What you are asked to do —
Will you quote all of the entries, word for word?

Supplied data —
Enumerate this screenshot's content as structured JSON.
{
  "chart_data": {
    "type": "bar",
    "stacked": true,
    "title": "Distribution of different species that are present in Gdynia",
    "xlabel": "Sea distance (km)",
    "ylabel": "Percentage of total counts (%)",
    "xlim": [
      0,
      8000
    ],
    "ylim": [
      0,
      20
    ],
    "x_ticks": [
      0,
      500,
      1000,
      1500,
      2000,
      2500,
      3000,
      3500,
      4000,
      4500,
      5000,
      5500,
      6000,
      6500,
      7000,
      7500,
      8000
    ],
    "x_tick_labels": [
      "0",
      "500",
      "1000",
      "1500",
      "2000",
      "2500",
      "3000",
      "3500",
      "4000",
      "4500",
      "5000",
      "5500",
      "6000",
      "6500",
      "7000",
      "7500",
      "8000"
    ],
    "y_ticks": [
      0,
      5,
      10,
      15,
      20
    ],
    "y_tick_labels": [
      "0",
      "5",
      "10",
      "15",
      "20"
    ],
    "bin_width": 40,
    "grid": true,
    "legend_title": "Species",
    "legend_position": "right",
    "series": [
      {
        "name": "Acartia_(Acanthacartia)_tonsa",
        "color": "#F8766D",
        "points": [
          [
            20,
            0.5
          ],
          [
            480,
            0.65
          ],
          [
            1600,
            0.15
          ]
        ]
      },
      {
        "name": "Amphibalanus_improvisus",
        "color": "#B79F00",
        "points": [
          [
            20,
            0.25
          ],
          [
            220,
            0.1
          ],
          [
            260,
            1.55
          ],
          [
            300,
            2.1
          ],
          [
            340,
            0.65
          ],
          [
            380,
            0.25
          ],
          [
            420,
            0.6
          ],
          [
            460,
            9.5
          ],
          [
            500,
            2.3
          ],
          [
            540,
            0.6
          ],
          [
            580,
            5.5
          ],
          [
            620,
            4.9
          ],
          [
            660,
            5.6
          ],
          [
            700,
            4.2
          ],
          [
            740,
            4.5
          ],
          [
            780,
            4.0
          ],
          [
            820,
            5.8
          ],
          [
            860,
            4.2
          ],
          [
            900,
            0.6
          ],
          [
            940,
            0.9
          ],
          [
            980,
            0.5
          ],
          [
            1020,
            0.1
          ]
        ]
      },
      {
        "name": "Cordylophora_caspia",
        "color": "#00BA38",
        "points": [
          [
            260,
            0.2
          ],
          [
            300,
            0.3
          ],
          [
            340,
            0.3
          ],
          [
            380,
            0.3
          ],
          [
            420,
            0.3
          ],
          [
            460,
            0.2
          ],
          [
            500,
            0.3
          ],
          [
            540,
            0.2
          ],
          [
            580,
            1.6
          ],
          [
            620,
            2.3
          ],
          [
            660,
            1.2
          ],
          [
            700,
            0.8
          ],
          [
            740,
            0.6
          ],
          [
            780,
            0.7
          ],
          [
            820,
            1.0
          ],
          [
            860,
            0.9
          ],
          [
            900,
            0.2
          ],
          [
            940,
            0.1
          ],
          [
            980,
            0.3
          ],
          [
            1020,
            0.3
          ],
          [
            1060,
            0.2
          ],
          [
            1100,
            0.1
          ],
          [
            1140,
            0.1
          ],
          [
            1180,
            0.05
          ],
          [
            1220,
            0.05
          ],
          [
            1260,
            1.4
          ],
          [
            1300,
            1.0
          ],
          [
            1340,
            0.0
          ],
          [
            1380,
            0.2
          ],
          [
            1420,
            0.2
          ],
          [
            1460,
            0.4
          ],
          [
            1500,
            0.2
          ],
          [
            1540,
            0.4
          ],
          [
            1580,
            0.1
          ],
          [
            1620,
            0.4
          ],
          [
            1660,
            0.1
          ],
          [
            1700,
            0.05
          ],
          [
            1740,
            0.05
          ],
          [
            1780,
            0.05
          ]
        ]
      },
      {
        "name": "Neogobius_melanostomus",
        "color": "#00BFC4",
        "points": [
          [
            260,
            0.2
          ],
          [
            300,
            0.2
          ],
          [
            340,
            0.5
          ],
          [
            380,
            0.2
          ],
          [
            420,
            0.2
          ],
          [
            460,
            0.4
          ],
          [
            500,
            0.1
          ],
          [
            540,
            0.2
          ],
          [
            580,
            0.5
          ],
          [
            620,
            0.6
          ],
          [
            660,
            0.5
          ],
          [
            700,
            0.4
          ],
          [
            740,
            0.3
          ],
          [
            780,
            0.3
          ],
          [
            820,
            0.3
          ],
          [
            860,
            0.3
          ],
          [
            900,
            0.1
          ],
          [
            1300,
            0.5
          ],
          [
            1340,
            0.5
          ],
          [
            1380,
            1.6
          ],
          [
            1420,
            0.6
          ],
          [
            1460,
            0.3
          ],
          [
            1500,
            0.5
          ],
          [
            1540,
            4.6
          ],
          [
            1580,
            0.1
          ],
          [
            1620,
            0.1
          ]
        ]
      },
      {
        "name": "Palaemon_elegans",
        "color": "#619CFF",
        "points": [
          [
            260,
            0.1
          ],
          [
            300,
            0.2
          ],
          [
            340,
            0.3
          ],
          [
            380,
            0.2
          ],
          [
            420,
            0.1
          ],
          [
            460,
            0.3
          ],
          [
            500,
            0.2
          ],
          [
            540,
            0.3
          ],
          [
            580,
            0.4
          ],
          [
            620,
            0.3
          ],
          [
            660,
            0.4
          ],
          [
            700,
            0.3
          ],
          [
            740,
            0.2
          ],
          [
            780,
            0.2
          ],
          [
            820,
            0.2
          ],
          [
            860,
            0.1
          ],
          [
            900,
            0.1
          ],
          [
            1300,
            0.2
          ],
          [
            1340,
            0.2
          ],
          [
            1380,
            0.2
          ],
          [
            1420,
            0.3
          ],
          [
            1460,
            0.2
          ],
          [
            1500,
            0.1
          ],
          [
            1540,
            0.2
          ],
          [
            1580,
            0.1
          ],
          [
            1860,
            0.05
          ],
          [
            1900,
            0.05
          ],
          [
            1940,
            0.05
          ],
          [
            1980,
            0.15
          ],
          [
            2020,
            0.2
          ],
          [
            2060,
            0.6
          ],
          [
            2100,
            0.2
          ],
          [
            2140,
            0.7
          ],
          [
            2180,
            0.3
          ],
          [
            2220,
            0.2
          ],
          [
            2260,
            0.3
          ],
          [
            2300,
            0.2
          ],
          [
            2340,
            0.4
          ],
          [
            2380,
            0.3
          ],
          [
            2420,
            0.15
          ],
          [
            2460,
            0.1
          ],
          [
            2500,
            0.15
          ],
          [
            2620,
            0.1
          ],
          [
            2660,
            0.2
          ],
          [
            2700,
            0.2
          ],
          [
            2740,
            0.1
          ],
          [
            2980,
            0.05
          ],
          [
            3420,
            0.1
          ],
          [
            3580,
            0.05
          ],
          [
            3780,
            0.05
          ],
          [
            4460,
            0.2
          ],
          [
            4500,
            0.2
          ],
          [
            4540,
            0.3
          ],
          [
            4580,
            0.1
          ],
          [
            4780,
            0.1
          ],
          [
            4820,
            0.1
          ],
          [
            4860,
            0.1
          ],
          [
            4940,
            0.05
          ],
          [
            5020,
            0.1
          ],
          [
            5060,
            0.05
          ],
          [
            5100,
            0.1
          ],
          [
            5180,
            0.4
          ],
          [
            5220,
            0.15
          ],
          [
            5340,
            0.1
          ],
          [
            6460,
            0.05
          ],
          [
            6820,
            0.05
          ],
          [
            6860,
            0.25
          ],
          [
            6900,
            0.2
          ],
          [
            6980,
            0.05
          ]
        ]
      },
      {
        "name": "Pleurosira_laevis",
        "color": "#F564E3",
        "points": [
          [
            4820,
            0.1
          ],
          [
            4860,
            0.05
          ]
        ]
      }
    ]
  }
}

Worked answer —
Enumerate this screenshot's content as structured JSON.
{
  "chart_data": {
    "type": "bar",
    "stacked": true,
    "title": "Distribution of different species that are present in Gdynia",
    "xlabel": "Sea distance (km)",
    "ylabel": "Percentage of total counts (%)",
    "xlim": [
      0,
      8000
    ],
    "ylim": [
      0,
      20
    ],
    "x_ticks": [
      0,
      500,
      1000,
      1500,
      2000,
      2500,
      3000,
      3500,
      4000,
      4500,
      5000,
      5500,
      6000,
      6500,
      7000,
      7500,
      8000
    ],
    "x_tick_labels": [
      "0",
      "500",
      "1000",
      "1500",
      "2000",
      "2500",
      "3000",
      "3500",
      "4000",
      "4500",
      "5000",
      "5500",
      "6000",
      "6500",
      "7000",
      "7500",
      "8000"
    ],
    "y_ticks": [
      0,
      5,
      10,
      15,
      20
    ],
    "y_tick_labels": [
      "0",
      "5",
      "10",
      "15",
      "20"
    ],
    "bin_width": 40,
    "grid": true,
    "legend_title": "Species",
    "legend_position": "right",
    "series": [
      {
        "name": "Acartia_(Acanthacartia)_tonsa",
        "color": "#F8766D",
        "points": [
          [
            20,
            0.5
          ],
          [
            480,
            0.65
          ],
          [
            1600,
            0.15
          ]
        ]
      },
      {
        "name": "Amphibalanus_improvisus",
        "color": "#B79F00",
        "points": [
          [
            20,
            0.25
          ],
          [
            220,
            0.1
          ],
          [
            260,
            1.55
          ],
          [
            300,
            2.1
          ],
          [
            340,
            0.65
          ],
          [
            380,
            0.25
          ],
          [
            420,
            0.6
          ],
          [
            460,
            9.5
          ],
          [
            500,
            2.3
          ],
          [
            540,
            0.6
          ],
          [
            580,
            5.5
          ],
          [
            620,
            4.9
          ],
          [
            660,
            5.6
          ],
          [
            700,
            4.2
          ],
          [
            740,
            4.5
          ],
          [
            780,
            4.0
          ],
          [
            820,
            5.8
          ],
          [
            860,
            4.2
          ],
          [
            900,
            0.6
          ],
          [
            940,
            0.9
          ],
          [
            980,
            0.5
          ],
          [
            1020,
            0.1
          ]
        ]
      },
      {
        "name": "Cordylophora_caspia",
        "color": "#00BA38",
        "points": [
          [
            260,
            0.2
          ],
          [
            300,
            0.3
          ],
          [
            340,
            0.3
          ],
          [
            380,
            0.3
          ],
          [
            420,
            0.3
          ],
          [
            460,
            0.2
          ],
          [
            500,
            0.3
          ],
          [
            540,
            0.2
          ],
          [
            580,
            1.6
          ],
          [
            620,
            2.3
          ],
          [
            660,
            1.2
          ],
          [
            700,
            0.8
          ],
          [
            740,
            0.6
          ],
          [
            780,
            0.7
          ],
          [
            820,
            1.0
          ],
          [
            860,
            0.9
          ],
          [
            900,
            0.2
          ],
          [
            940,
            0.1
          ],
          [
            980,
            0.3
          ],
          [
            1020,
            0.3
          ],
          [
            1060,
            0.2
          ],
          [
            1100,
            0.1
          ],
          [
            1140,
            0.1
          ],
          [
            1180,
            0.05
          ],
          [
            1220,
            0.05
          ],
          [
            1260,
            1.4
          ],
          [
            1300,
            1.0
          ],
          [
            1340,
            0.0
          ],
          [
            1380,
            0.2
          ],
          [
            1420,
            0.2
          ],
          [
            1460,
            0.4
          ],
          [
            1500,
            0.2
          ],
          [
            1540,
            0.4
          ],
          [
            1580,
            0.1
          ],
          [
            1620,
            0.4
          ],
          [
            1660,
            0.1
          ],
          [
            1700,
            0.05
          ],
          [
            1740,
            0.05
          ],
          [
            1780,
            0.05
          ]
        ]
      },
      {
        "name": "Neogobius_melanostomus",
        "color": "#00BFC4",
        "points": [
          [
            260,
            0.2
          ],
          [
            300,
            0.2
          ],
          [
            340,
            0.5
          ],
          [
            380,
            0.2
          ],
          [
            420,
            0.2
          ],
          [
            460,
            0.4
          ],
          [
            500,
            0.1
          ],
          [
            540,
            0.2
          ],
          [
            580,
            0.5
          ],
          [
            620,
            0.6
          ],
          [
            660,
            0.5
          ],
          [
            700,
            0.4
          ],
          [
            740,
            0.3
          ],
          [
            780,
            0.3
          ],
          [
            820,
            0.3
          ],
          [
            860,
            0.3
          ],
          [
            900,
            0.1
          ],
          [
            1300,
            0.5
          ],
          [
            1340,
            0.5
          ],
          [
            1380,
            1.6
          ],
          [
            1420,
            0.6
          ],
          [
            1460,
            0.3
          ],
          [
            1500,
            0.5
          ],
          [
            1540,
            4.6
          ],
          [
            1580,
            0.1
          ],
          [
            1620,
            0.1
          ]
        ]
      },
      {
        "name": "Palaemon_elegans",
        "color": "#619CFF",
        "points": [
          [
            260,
            0.1
          ],
          [
            300,
            0.2
          ],
          [
            340,
            0.3
          ],
          [
            380,
            0.2
          ],
          [
            420,
            0.1
          ],
          [
            460,
            0.3
          ],
          [
            500,
            0.2
          ],
          [
            540,
            0.3
          ],
          [
            580,
            0.4
          ],
          [
            620,
            0.3
          ],
          [
            660,
            0.4
          ],
          [
            700,
            0.3
          ],
          [
            740,
            0.2
          ],
          [
            780,
            0.2
          ],
          [
            820,
            0.2
          ],
          [
            860,
            0.1
          ],
          [
            900,
            0.1
          ],
          [
            1300,
            0.2
          ],
          [
            1340,
            0.2
          ],
          [
            1380,
            0.2
          ],
          [
            1420,
            0.3
          ],
          [
            1460,
            0.2
          ],
          [
            1500,
            0.1
          ],
          [
            1540,
            0.2
          ],
          [
            1580,
            0.1
          ],
          [
            1860,
            0.05
          ],
          [
            1900,
            0.05
          ],
          [
            1940,
            0.05
          ],
          [
            1980,
            0.15
          ],
          [
            2020,
            0.2
          ],
          [
            2060,
            0.6
          ],
          [
            2100,
            0.2
          ],
          [
            2140,
            0.7
          ],
          [
            2180,
            0.3
          ],
          [
            2220,
            0.2
          ],
          [
            2260,
            0.3
          ],
          [
            2300,
            0.2
          ],
          [
            2340,
            0.4
          ],
          [
            2380,
            0.3
          ],
          [
            2420,
            0.15
          ],
          [
            2460,
            0.1
          ],
          [
            2500,
            0.15
          ],
          [
            2620,
            0.1
          ],
          [
            2660,
            0.2
          ],
          [
            2700,
            0.2
          ],
          [
            2740,
            0.1
          ],
          [
            2980,
            0.05
          ],
          [
            3420,
            0.1
          ],
          [
            3580,
            0.05
          ],
          [
            3780,
            0.05
          ],
          [
            4460,
            0.2
          ],
          [
            4500,
            0.2
          ],
          [
            4540,
            0.3
          ],
          [
            4580,
            0.1
          ],
          [
            4780,
            0.1
          ],
          [
            4820,
            0.1
          ],
          [
            4860,
            0.1
          ],
          [
            4940,
            0.05
          ],
          [
            5020,
            0.1
          ],
          [
            5060,
            0.05
          ],
          [
            5100,
            0.1
          ],
          [
            5180,
            0.4
          ],
          [
            5220,
            0.15
          ],
          [
            5340,
            0.1
          ],
          [
            6460,
            0.05
          ],
          [
            6820,
            0.05
          ],
          [
            6860,
            0.25
          ],
          [
            6900,
            0.2
          ],
          [
            6980,
            0.05
          ]
        ]
      },
      {
        "name": "Pleurosira_laevis",
        "color": "#F564E3",
        "points": [
          [
            4820,
            0.1
          ],
          [
            4860,
            0.05
          ]
        ]
      }
    ]
  }
}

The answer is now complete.